> **WHAT YOU NEED TO DO**:
Copy the lines from the first one up to and including the line with "close-window-button[interactable]: ✕ (736, 1, 762, 19)", character for character.

[Source records]
########################################

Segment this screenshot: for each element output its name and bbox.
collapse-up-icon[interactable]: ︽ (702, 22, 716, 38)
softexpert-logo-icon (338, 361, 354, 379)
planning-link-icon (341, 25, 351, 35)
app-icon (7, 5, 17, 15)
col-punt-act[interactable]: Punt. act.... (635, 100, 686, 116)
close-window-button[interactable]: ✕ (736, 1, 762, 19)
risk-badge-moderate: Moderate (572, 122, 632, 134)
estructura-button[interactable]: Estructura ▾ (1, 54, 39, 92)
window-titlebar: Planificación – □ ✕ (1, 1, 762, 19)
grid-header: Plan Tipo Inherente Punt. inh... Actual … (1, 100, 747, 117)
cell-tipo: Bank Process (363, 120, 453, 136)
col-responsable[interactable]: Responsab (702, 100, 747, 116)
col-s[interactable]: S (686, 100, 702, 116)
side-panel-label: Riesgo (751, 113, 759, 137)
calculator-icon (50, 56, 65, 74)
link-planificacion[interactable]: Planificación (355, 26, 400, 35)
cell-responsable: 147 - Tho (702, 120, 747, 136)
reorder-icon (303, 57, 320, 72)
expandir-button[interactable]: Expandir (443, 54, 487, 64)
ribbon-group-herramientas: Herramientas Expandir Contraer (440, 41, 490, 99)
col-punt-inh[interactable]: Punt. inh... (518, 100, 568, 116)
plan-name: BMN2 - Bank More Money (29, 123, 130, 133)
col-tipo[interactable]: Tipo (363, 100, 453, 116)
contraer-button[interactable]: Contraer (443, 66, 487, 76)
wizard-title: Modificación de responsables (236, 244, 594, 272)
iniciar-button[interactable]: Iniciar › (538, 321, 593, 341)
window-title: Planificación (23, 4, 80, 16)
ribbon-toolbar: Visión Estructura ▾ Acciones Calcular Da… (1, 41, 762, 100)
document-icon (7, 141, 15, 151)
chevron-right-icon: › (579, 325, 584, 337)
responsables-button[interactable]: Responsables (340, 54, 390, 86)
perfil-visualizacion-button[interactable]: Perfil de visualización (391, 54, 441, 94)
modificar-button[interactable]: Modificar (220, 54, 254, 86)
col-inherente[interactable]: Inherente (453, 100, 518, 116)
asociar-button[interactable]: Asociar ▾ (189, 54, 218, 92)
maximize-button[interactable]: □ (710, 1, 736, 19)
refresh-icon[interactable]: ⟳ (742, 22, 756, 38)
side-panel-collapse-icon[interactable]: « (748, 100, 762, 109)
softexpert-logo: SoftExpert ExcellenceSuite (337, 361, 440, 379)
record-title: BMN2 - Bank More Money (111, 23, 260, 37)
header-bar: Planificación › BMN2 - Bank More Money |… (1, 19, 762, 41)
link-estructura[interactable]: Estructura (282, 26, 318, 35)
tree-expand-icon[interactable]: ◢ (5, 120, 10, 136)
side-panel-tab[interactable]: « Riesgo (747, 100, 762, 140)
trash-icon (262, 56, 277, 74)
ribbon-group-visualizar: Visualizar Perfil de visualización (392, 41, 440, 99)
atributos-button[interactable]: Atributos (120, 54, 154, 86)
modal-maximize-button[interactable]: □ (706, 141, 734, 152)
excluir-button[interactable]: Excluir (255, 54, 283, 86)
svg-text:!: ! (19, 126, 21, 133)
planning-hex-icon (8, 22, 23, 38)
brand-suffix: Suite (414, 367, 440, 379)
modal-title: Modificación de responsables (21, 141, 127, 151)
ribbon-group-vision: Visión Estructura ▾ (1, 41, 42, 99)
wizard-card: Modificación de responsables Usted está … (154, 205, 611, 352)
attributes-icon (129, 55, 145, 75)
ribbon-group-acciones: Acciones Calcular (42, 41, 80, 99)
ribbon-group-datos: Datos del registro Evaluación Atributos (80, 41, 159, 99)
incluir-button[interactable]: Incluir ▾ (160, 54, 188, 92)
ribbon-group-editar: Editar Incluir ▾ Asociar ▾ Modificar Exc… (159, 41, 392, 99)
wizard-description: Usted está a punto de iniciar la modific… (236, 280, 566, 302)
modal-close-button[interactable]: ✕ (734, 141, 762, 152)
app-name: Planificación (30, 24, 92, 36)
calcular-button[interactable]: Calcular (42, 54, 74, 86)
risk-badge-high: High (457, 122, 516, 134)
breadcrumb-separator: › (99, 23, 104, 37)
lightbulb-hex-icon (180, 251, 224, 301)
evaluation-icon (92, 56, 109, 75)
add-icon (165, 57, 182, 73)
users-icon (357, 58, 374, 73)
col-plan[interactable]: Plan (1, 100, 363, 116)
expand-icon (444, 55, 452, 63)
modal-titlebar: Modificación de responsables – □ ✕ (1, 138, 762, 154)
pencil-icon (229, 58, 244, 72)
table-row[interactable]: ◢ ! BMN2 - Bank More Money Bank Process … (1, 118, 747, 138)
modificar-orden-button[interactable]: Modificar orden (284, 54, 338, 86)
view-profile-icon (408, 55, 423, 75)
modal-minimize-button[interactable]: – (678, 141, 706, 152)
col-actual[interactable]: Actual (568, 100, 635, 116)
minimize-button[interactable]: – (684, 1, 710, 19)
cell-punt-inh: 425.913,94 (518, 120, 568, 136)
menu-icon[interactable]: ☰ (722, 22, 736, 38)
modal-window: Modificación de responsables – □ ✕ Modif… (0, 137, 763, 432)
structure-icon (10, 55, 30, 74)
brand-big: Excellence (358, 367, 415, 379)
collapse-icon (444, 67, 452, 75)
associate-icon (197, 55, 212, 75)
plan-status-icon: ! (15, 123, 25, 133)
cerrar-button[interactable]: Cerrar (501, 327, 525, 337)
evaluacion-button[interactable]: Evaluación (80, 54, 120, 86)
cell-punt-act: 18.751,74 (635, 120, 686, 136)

########################################

> **FULL ANSWER**:
Segment this screenshot: for each element output its name and bbox.
collapse-up-icon[interactable]: ︽ (702, 22, 716, 38)
softexpert-logo-icon (338, 361, 354, 379)
planning-link-icon (341, 25, 351, 35)
app-icon (7, 5, 17, 15)
col-punt-act[interactable]: Punt. act.... (635, 100, 686, 116)
close-window-button[interactable]: ✕ (736, 1, 762, 19)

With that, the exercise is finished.